-- START --
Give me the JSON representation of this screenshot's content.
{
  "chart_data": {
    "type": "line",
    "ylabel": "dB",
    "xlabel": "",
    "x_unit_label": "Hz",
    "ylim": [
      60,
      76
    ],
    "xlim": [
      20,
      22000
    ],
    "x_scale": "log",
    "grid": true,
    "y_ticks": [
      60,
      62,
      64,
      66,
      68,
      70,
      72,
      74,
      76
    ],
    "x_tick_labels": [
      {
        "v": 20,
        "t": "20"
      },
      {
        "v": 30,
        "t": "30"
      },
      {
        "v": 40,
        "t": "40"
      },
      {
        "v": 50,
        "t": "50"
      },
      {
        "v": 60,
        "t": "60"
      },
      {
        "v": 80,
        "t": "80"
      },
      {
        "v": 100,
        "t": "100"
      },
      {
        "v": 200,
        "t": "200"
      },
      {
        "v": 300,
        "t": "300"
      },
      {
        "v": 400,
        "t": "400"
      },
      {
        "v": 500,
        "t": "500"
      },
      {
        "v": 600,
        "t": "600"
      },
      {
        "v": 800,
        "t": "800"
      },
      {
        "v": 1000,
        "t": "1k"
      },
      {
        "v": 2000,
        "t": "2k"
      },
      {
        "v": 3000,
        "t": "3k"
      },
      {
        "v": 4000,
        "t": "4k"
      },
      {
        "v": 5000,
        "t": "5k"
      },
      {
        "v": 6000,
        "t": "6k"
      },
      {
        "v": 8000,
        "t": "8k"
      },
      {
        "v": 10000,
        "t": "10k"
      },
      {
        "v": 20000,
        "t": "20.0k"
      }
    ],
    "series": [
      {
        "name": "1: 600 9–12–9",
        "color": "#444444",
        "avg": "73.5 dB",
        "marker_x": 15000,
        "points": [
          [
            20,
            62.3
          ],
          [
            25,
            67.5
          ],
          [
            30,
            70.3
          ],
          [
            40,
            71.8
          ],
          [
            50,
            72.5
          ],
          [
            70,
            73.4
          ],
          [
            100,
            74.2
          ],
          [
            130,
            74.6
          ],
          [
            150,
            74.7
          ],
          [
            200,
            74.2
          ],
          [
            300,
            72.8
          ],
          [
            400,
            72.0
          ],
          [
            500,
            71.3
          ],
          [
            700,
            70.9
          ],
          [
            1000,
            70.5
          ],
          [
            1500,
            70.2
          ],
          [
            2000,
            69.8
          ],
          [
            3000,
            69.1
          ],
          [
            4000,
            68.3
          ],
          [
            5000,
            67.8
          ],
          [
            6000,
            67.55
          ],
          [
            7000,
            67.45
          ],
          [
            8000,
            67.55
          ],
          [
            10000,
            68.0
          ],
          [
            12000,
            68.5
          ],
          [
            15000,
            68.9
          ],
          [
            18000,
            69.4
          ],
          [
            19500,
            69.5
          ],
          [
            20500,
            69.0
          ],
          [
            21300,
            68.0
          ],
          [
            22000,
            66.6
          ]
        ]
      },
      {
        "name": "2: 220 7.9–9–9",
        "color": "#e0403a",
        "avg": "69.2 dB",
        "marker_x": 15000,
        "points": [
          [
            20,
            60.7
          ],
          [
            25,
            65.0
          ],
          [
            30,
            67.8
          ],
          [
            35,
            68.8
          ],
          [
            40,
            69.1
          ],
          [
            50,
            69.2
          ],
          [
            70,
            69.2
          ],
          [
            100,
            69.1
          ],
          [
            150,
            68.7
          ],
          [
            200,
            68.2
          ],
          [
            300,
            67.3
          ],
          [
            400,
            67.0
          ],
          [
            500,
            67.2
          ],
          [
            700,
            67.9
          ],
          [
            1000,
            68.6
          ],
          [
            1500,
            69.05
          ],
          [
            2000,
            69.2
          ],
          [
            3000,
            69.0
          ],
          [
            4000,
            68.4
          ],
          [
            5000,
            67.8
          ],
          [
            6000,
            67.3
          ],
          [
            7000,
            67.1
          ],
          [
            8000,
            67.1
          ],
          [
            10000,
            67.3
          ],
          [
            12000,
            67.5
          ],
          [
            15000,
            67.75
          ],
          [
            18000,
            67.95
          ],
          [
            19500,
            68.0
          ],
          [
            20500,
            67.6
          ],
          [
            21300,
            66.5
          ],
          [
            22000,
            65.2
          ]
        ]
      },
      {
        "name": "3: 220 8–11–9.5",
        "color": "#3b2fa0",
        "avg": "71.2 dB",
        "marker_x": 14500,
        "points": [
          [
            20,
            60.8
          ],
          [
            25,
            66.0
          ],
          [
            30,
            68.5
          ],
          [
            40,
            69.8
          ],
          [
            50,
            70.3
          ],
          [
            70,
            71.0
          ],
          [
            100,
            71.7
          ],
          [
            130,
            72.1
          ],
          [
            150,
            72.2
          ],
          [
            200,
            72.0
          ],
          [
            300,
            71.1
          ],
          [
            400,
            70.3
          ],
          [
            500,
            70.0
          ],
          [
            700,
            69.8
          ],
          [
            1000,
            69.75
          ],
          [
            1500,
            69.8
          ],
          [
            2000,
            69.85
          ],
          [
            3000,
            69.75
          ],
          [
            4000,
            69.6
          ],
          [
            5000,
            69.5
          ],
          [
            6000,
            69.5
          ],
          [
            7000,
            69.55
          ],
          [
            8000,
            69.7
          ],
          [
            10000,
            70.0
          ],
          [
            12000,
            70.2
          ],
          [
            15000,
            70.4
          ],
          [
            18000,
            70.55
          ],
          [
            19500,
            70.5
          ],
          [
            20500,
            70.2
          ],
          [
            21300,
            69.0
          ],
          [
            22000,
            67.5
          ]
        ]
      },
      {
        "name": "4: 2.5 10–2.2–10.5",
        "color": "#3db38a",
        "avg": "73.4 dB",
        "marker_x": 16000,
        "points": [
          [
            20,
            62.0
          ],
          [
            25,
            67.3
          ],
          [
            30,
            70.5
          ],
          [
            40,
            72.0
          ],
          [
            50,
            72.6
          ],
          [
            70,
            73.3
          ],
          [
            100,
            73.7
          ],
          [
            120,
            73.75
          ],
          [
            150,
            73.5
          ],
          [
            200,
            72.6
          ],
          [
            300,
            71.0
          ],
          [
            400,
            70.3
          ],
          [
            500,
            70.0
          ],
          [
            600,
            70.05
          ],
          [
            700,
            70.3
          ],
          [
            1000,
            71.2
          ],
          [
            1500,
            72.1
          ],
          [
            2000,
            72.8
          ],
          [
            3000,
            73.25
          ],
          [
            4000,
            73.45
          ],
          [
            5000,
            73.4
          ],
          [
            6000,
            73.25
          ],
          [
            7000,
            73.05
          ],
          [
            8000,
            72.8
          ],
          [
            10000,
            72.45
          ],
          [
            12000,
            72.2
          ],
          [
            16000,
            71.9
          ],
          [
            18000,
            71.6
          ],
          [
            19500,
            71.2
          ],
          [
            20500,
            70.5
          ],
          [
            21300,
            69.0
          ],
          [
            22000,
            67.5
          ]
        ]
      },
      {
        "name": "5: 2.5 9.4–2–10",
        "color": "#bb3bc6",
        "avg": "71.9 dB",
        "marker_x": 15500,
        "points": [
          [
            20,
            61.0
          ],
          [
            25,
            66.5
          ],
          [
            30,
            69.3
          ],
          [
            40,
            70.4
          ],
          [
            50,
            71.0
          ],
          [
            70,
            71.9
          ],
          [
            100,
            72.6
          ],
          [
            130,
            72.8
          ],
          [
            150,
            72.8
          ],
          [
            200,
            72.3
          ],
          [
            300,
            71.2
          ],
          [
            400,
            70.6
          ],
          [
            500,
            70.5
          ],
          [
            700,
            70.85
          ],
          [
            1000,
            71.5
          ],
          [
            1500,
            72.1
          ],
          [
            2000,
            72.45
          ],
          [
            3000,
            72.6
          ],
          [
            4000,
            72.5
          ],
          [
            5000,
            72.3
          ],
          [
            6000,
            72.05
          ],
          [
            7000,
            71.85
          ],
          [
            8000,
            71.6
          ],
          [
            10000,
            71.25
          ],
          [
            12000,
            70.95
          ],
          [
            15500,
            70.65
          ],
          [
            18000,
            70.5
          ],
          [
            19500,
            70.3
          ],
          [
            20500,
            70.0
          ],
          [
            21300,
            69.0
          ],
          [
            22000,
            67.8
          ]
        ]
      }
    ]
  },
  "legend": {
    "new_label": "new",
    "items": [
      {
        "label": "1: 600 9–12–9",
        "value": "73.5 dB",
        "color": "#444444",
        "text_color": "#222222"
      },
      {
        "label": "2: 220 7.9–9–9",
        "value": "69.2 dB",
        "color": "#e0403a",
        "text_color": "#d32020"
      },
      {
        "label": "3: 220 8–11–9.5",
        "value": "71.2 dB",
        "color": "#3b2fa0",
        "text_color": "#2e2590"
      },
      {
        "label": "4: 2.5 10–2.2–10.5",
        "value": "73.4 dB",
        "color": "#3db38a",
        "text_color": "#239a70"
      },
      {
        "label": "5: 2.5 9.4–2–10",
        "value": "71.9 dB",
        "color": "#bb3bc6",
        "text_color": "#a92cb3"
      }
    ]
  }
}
-- END --
Among the lines of the data, identify those with the word "name". Copy each of them.

        "name": "1: 600 9–12–9",
        "name": "2: 220 7.9–9–9",
        "name": "3: 220 8–11–9.5",
        "name": "4: 2.5 10–2.2–10.5",
        "name": "5: 2.5 9.4–2–10",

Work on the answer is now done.